PAGE:
(begin)
KALMATRON® KF-αβγ RADIATION SHIELDING MATERIAL
■ DESCRIPTION of KF-αβγ
KF-αβγ is a radioactive shielding material for attenuation of radiation and liquid permeability.
This is non-organic cementitious gray powder without odor, dry bulk density of 2,200 Kg/m3. After mixing with water it becomes like plastic dough with wet density of 3,500 Kg/m3. The density after drying is about 2,450 Kg/m2.
- After 4 to 6 hours it works also as a waterproofer. Works as a radioactive protection immediately after
application even in a powder form.
- Any paint is applicable on the surface of a KF-αβγ layer.
- The durability of KF-αβγ layer depends on the thickness of layer and outside conditions.
- The best conditions for KF-αβγ are wet surface and humid air. By cementitious nature, the durability of KF-αβγ in dry and normal conditions is equal to durability of high dense concrete.
- Shielding layer is easy reparable and replaceable in a case of casual damages.
- We are able to produce various compositions of KF-αβγ and technologies of applications for the different
levels of radioactive protection.
(end)
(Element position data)
(begin)
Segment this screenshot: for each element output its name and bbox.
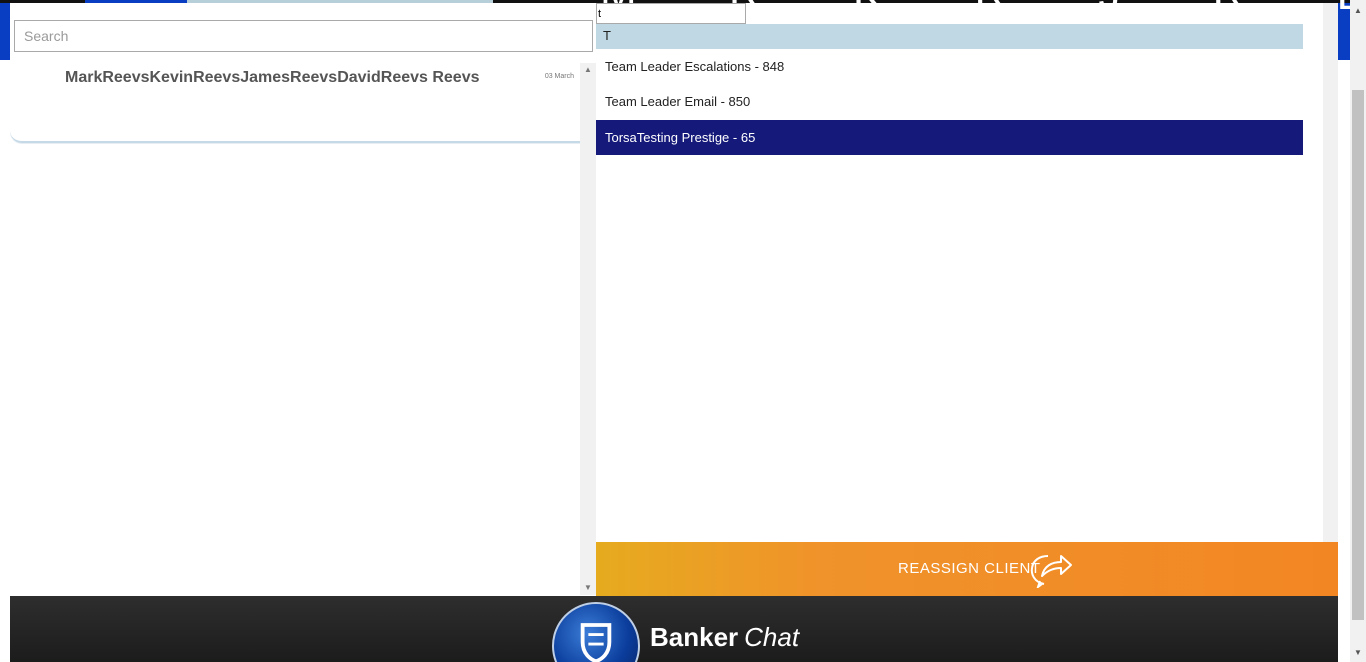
page-scroll-down-icon[interactable]: ▼ <box>1350 646 1366 660</box>
chat-list: MarkReevsKevinReevsJamesReevsDavidReevs … <box>10 63 580 595</box>
reassign-client-label: REASSIGN CLIENT <box>898 560 1041 577</box>
footer-bar: Banker Chat <box>10 596 1338 662</box>
scroll-up-arrow-icon[interactable]: ▲ <box>580 63 596 77</box>
reassign-list-scrollbar[interactable] <box>1323 3 1338 542</box>
search-input[interactable] <box>14 20 593 52</box>
agent-filter-input[interactable] <box>596 3 746 24</box>
option-group-header: T <box>596 24 1303 49</box>
chat-list-item[interactable]: MarkReevsKevinReevsJamesReevsDavidReevs … <box>10 63 580 143</box>
bank-shield-icon <box>580 623 612 662</box>
share-arrow-icon <box>1030 555 1072 588</box>
reassign-panel: T Team Leader Escalations - 848 Team Lea… <box>596 3 1338 597</box>
page-scrollbar[interactable]: ▲ ▼ <box>1350 0 1366 662</box>
page-scroll-up-icon[interactable]: ▲ <box>1350 4 1366 18</box>
agent-option[interactable]: Team Leader Escalations - 848 <box>596 49 1303 84</box>
brand-title-bold: Banker <box>650 622 739 652</box>
chat-contact-name: MarkReevsKevinReevsJamesReevsDavidReevs … <box>65 69 480 86</box>
chat-date: 03 March <box>544 73 574 80</box>
shield-logo-icon <box>552 602 640 662</box>
chat-list-panel: MarkReevsKevinReevsJamesReevsDavidReevs … <box>10 3 596 597</box>
reassign-client-button[interactable]: REASSIGN CLIENT <box>596 542 1338 597</box>
agent-option[interactable]: Team Leader Email - 850 <box>596 84 1303 119</box>
scroll-down-arrow-icon[interactable]: ▼ <box>580 581 596 595</box>
brand-title: Banker Chat <box>650 622 799 653</box>
brand-title-italic: Chat <box>744 622 800 652</box>
page-scroll-thumb[interactable] <box>1352 90 1364 620</box>
agent-option-selected[interactable]: TorsaTesting Prestige - 65 <box>596 120 1303 155</box>
chat-list-scrollbar[interactable]: ▲ ▼ <box>580 63 596 595</box>
app-root: M R K R J R D R MarkReevsKevinReevsJames… <box>0 0 1366 662</box>
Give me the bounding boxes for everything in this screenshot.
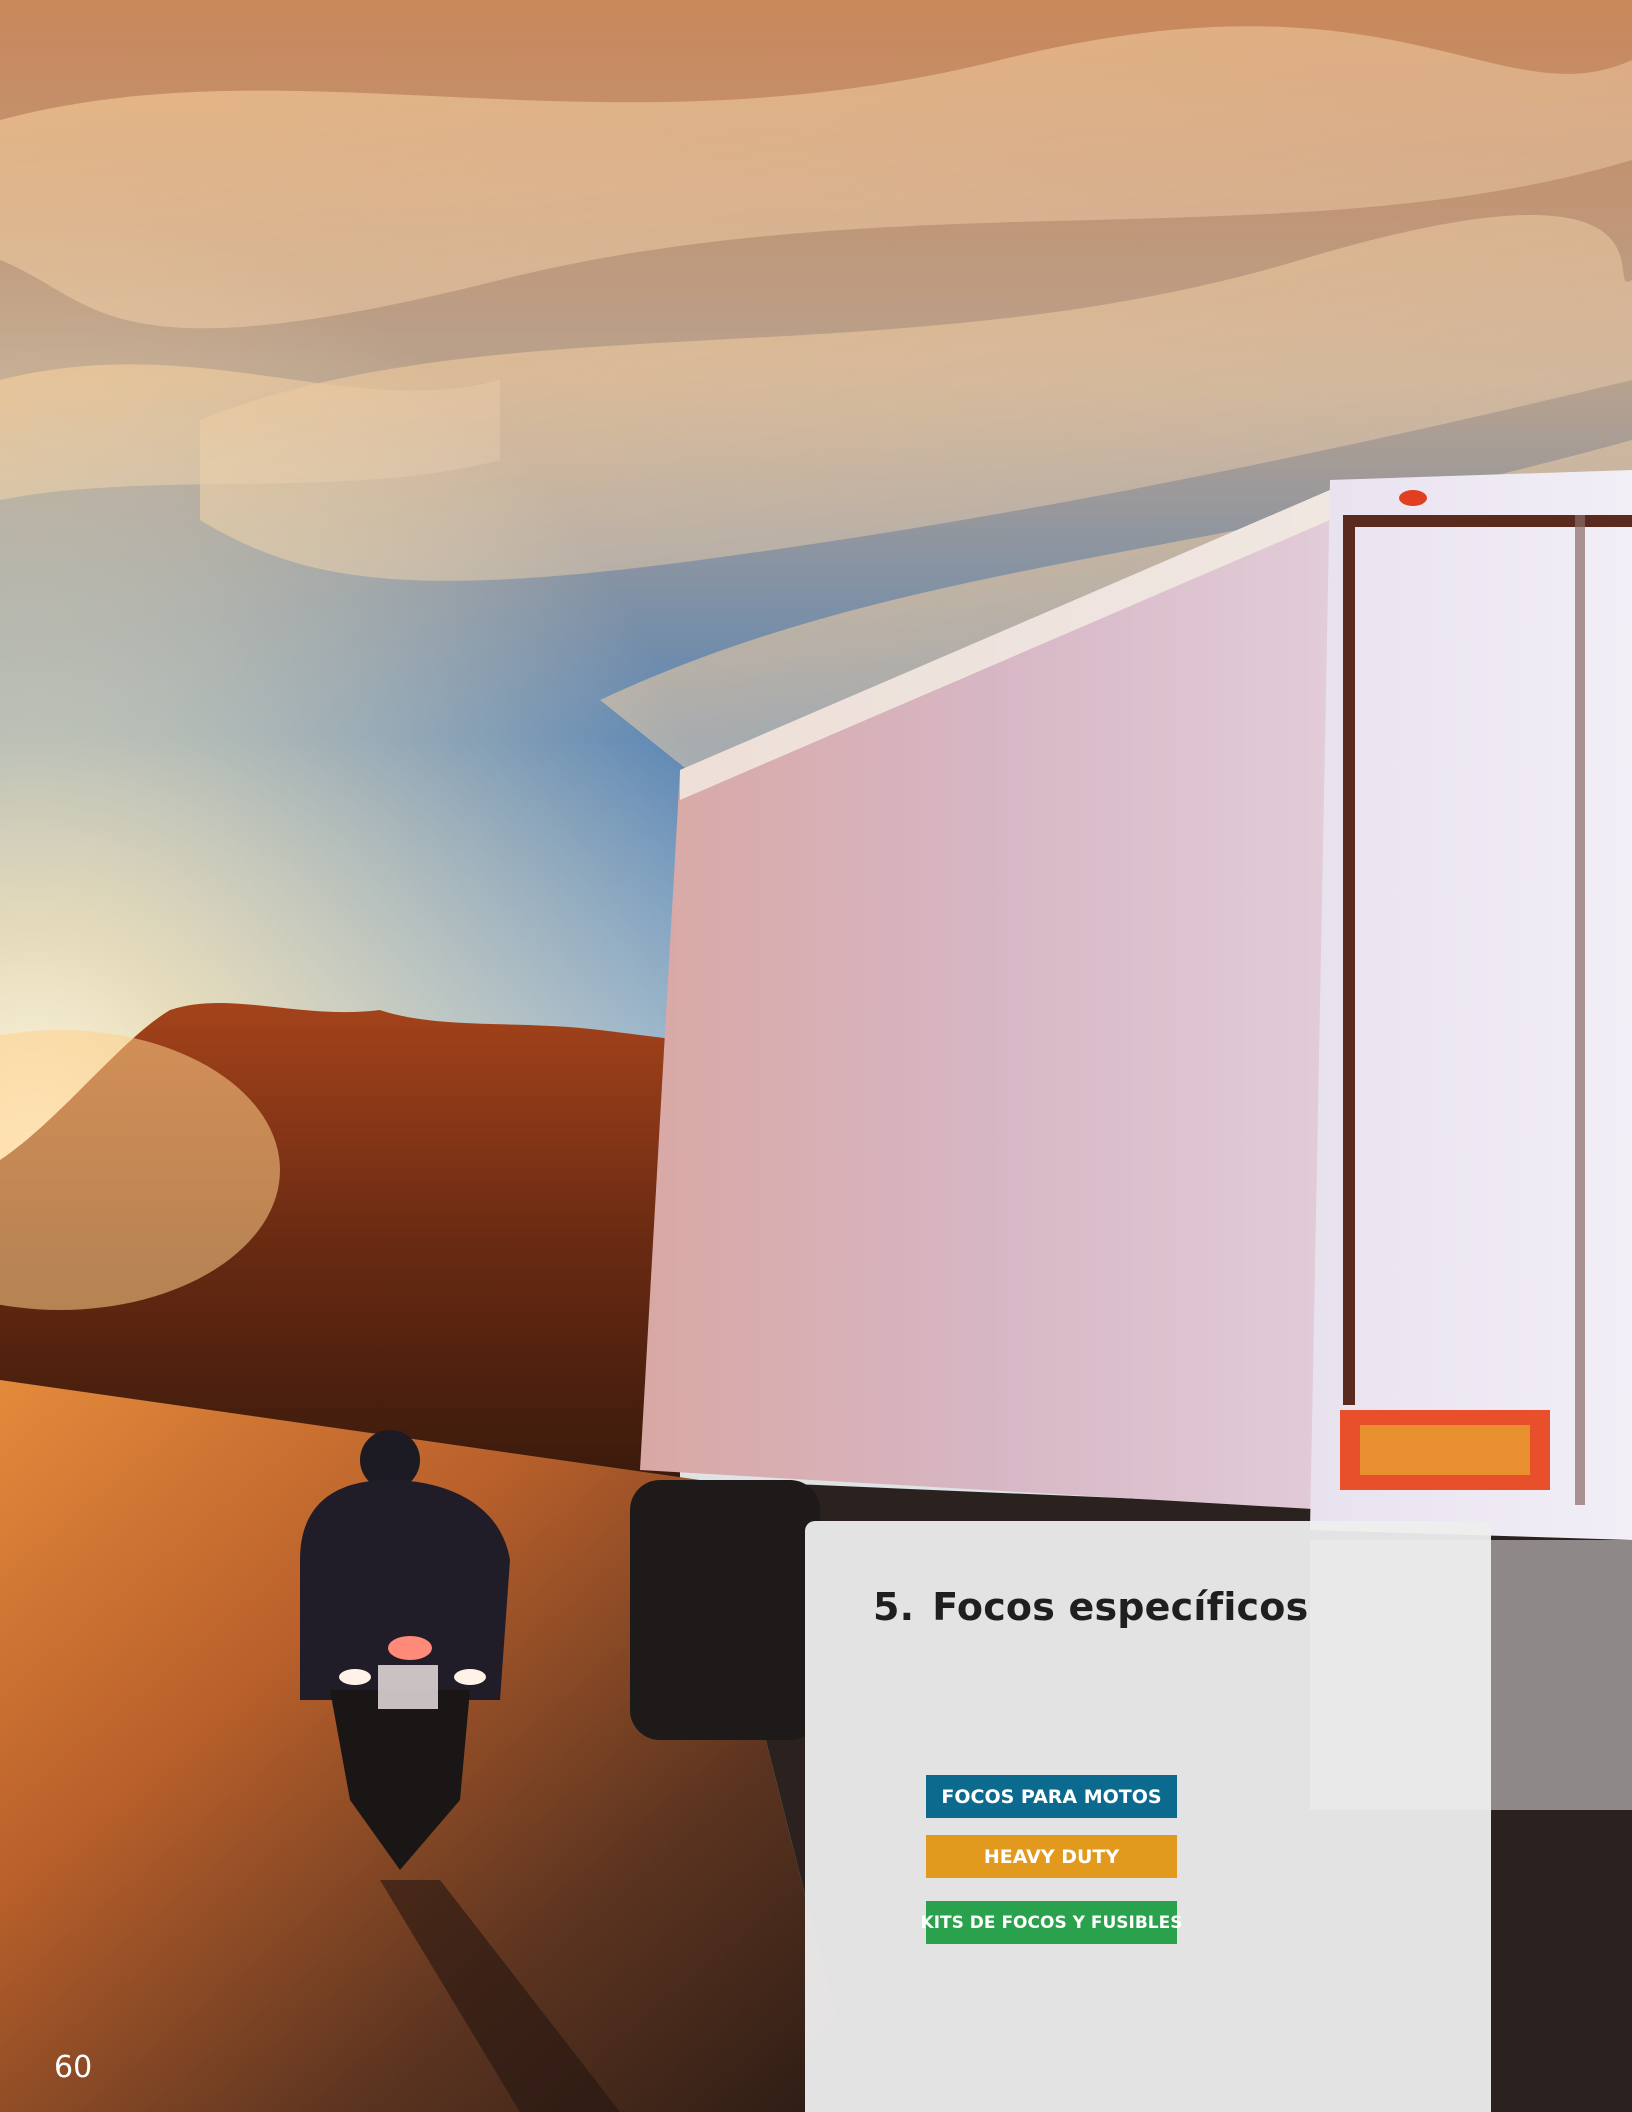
section-panel: 5. Focos específicos FOCOS PARA MOTOS HEA… [805, 1521, 1491, 2112]
tag-focos-para-motos[interactable]: FOCOS PARA MOTOS [926, 1775, 1177, 1818]
page-number: 60 [54, 2050, 93, 2085]
section-title-text: Focos específicos [932, 1585, 1309, 1629]
tag-kits-de-focos-y-fusibles[interactable]: KITS DE FOCOS Y FUSIBLES [921, 1901, 1182, 1944]
section-title: 5. Focos específicos [873, 1585, 1308, 1629]
section-number: 5. [873, 1585, 915, 1629]
tag-heavy-duty[interactable]: HEAVY DUTY [926, 1835, 1177, 1878]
(end)
EXERCISE AIM:
According to the shielding material description, what are the best conditions for KF-αβγ?

RESPONSE TO THE EXERCISE:
A wet surface and humid air.